ARTICLE:
========================================

I still have the same problem.

I also just installed new USB ports on the computer.

I have a 733 MHz PowerPC G4 with 640 mb sdram, running system 10.3.9.

Help please. I can't think of anything else to do.


----------



## riccbhard (Oct 29, 2005)

May sound dumb; but are you using a mousepad?

Although optical mice work on most surfaces; sometimes certain surfaces will cause the pointer to 'jump' from one location to another all over the screen.


----------



## flacochala (Oct 29, 2005)

maybe you can try resetting  the power manager by pressing the key combination Control-Option-Shift-power.  I had that problem and tha solution worked for me!


----------



## Lt Major Burns (Oct 30, 2005)

my mouse pointer would do that.  no where near that bad, but somehow worse. it would jump around within a half inch radius.  i got a mosuemat and now it';s wonderfully smooth.


----------



## DSTK64 (Nov 13, 2005)

Alrighty. The mouse does the same thing whether I am using  a mousepad or not. I tried resetting the Power manager as suggested. One other thing . . . it doesn't seem to matter if I am in system 9 or 10. Same problem. Any other ideas? Could some other type of hardware be causing this?


----------



## sgould (Nov 13, 2005)

I had this problem with a Mighty Mouse on  dark screen printed (lots of dots like newsprint) mousemat.  I've changed to an old pad that has solid colours on it and the cursor has stopped jumping.

The old mat was OK with the Intellimouse, but the Mighty Mouse went haywire.


----------



## ivanoats (Dec 3, 2009)

Thank you sgould! This problem has been bugging me for months and it was only until I changed mousepads that I have now fixed it!


----------

========================================

Spatial layout entries:
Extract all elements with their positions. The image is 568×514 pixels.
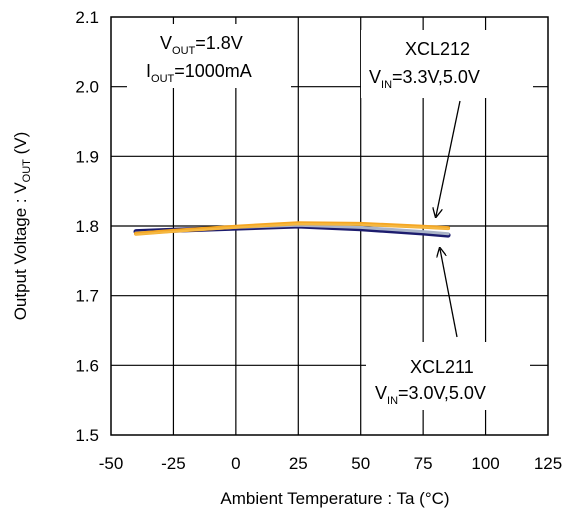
xcl211-arrow bbox=[440, 249, 458, 338]
x-tick-label: 75 bbox=[414, 454, 433, 473]
y-tick-label: 1.7 bbox=[75, 287, 99, 306]
x-tick-label: 0 bbox=[231, 454, 240, 473]
xcl212-name: XCL212 bbox=[405, 39, 470, 59]
x-tick-label: 125 bbox=[534, 454, 562, 473]
xcl212-arrow bbox=[436, 100, 461, 216]
x-tick-label: 50 bbox=[351, 454, 370, 473]
x-tick-labels: -50 -25 0 25 50 75 100 125 bbox=[99, 454, 562, 473]
y-axis-label: Output Voltage : VOUT (V) bbox=[11, 132, 33, 321]
iout-condition: IOUT=1000mA bbox=[146, 61, 252, 85]
conditions-box bbox=[127, 24, 291, 88]
series-line bbox=[135, 222, 450, 236]
xcl212-vin: VIN=3.3V,5.0V bbox=[369, 67, 480, 91]
x-tick-label: 100 bbox=[471, 454, 499, 473]
y-tick-label: 1.9 bbox=[75, 147, 99, 166]
plot-frame bbox=[110, 16, 549, 436]
x-axis-label: Ambient Temperature : Ta (°C) bbox=[220, 489, 449, 508]
y-tick-label: 1.6 bbox=[75, 356, 99, 375]
xcl211-label-bg bbox=[366, 342, 530, 410]
y-tick-label: 1.5 bbox=[75, 426, 99, 445]
x-tick-label: -25 bbox=[161, 454, 186, 473]
y-tick-labels: 1.5 1.6 1.7 1.8 1.9 2.0 2.1 bbox=[75, 8, 99, 445]
xcl211-vin: VIN=3.0V,5.0V bbox=[375, 383, 486, 407]
y-tick-label: 2.1 bbox=[75, 8, 99, 27]
xcl211-name: XCL211 bbox=[410, 357, 474, 377]
data-series bbox=[133, 221, 451, 238]
x-tick-label: 25 bbox=[289, 454, 308, 473]
xcl212-label-bg bbox=[361, 30, 533, 98]
y-tick-label: 2.0 bbox=[75, 78, 99, 97]
y-tick-label: 1.8 bbox=[75, 217, 99, 236]
vout-condition: VOUT=1.8V bbox=[160, 33, 243, 57]
x-tick-label: -50 bbox=[99, 454, 124, 473]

========================================

WRITTEN TASK 1:
In the mouse pointer thread, condense the paragraph beginning "Alrighty. The mouse does the same thing" into a short bulleted list that keeps its main facts.
WRITTEN TASK 2:
From the mouse pointer thread, extract the part that opens with the words containing "## Lt Major" and closes with "it';s wonderfully smooth.".

COMPLETE ANSWER 1:
- The mouse behaves the same with or without a mousepad.
- The suggested power manager reset was tried.
- The problem occurs in both system 9 and system 10.
- The poster asks for other ideas and whether some other hardware could be the cause.

COMPLETE ANSWER 2:
## Lt Major Burns (Oct 30, 2005)

my mouse pointer would do that.  no where near that bad, but somehow worse. it would jump around within a half inch radius.  i got a mosuemat and now it';s wonderfully smooth.